EXERCISE DIRECTIONS:
Extract all of the data and reproduce it precisely.

INFORMATION SHOWN:
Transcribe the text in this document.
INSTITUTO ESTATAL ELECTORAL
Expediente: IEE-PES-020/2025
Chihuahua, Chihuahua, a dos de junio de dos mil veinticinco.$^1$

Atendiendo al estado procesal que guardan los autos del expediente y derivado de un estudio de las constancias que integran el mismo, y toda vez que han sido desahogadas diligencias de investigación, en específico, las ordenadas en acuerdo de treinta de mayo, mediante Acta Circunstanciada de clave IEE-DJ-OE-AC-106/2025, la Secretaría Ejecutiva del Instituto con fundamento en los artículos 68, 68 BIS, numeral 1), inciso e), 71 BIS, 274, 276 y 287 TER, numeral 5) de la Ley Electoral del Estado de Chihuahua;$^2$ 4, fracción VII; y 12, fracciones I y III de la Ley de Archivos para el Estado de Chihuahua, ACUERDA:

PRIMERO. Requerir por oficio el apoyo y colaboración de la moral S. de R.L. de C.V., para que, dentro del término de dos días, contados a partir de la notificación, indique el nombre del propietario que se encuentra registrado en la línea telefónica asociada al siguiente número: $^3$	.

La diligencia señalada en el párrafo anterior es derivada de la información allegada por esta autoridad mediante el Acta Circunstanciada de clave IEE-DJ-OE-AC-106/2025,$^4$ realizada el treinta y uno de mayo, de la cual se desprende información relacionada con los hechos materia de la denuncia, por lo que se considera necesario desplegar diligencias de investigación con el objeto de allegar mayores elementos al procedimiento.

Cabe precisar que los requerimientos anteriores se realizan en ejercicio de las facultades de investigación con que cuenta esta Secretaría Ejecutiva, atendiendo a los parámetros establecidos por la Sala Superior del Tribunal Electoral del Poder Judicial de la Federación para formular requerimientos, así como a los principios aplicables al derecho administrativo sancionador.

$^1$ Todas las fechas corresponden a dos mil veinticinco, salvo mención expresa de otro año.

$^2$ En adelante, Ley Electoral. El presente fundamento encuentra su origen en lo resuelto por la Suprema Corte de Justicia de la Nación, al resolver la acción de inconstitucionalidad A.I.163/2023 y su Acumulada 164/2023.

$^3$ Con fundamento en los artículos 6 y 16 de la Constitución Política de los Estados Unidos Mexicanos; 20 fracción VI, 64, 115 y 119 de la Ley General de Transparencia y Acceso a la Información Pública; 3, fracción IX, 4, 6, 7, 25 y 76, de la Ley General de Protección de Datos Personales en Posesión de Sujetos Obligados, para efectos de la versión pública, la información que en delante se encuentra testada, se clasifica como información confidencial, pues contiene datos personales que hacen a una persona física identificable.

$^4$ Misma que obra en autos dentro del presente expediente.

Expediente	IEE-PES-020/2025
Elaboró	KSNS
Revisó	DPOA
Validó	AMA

SOLUTION:
Transcribe the text in this document.
INSTITUTO ESTATAL ELECTORAL
Expediente: IEE-PES-020/2025
Chihuahua, Chihuahua, a dos de junio de dos mil veinticinco.$^1$

Atendiendo al estado procesal que guardan los autos del expediente y derivado de un estudio de las constancias que integran el mismo, y toda vez que han sido desahogadas diligencias de investigación, en específico, las ordenadas en acuerdo de treinta de mayo, mediante Acta Circunstanciada de clave IEE-DJ-OE-AC-106/2025, la Secretaría Ejecutiva del Instituto con fundamento en los artículos 68, 68 BIS, numeral 1), inciso e), 71 BIS, 274, 276 y 287 TER, numeral 5) de la Ley Electoral del Estado de Chihuahua;$^2$ 4, fracción VII; y 12, fracciones I y III de la Ley de Archivos para el Estado de Chihuahua, ACUERDA:

PRIMERO. Requerir por oficio el apoyo y colaboración de la moral S. de R.L. de C.V., para que, dentro del término de dos días, contados a partir de la notificación, indique el nombre del propietario que se encuentra registrado en la línea telefónica asociada al siguiente número: $^3$	.

La diligencia señalada en el párrafo anterior es derivada de la información allegada por esta autoridad mediante el Acta Circunstanciada de clave IEE-DJ-OE-AC-106/2025,$^4$ realizada el treinta y uno de mayo, de la cual se desprende información relacionada con los hechos materia de la denuncia, por lo que se considera necesario desplegar diligencias de investigación con el objeto de allegar mayores elementos al procedimiento.

Cabe precisar que los requerimientos anteriores se realizan en ejercicio de las facultades de investigación con que cuenta esta Secretaría Ejecutiva, atendiendo a los parámetros establecidos por la Sala Superior del Tribunal Electoral del Poder Judicial de la Federación para formular requerimientos, así como a los principios aplicables al derecho administrativo sancionador.

$^1$ Todas las fechas corresponden a dos mil veinticinco, salvo mención expresa de otro año.

$^2$ En adelante, Ley Electoral. El presente fundamento encuentra su origen en lo resuelto por la Suprema Corte de Justicia de la Nación, al resolver la acción de inconstitucionalidad A.I.163/2023 y su Acumulada 164/2023.

$^3$ Con fundamento en los artículos 6 y 16 de la Constitución Política de los Estados Unidos Mexicanos; 20 fracción VI, 64, 115 y 119 de la Ley General de Transparencia y Acceso a la Información Pública; 3, fracción IX, 4, 6, 7, 25 y 76, de la Ley General de Protección de Datos Personales en Posesión de Sujetos Obligados, para efectos de la versión pública, la información que en delante se encuentra testada, se clasifica como información confidencial, pues contiene datos personales que hacen a una persona física identificable.

$^4$ Misma que obra en autos dentro del presente expediente.

Expediente	IEE-PES-020/2025
Elaboró	KSNS
Revisó	DPOA
Validó	AMA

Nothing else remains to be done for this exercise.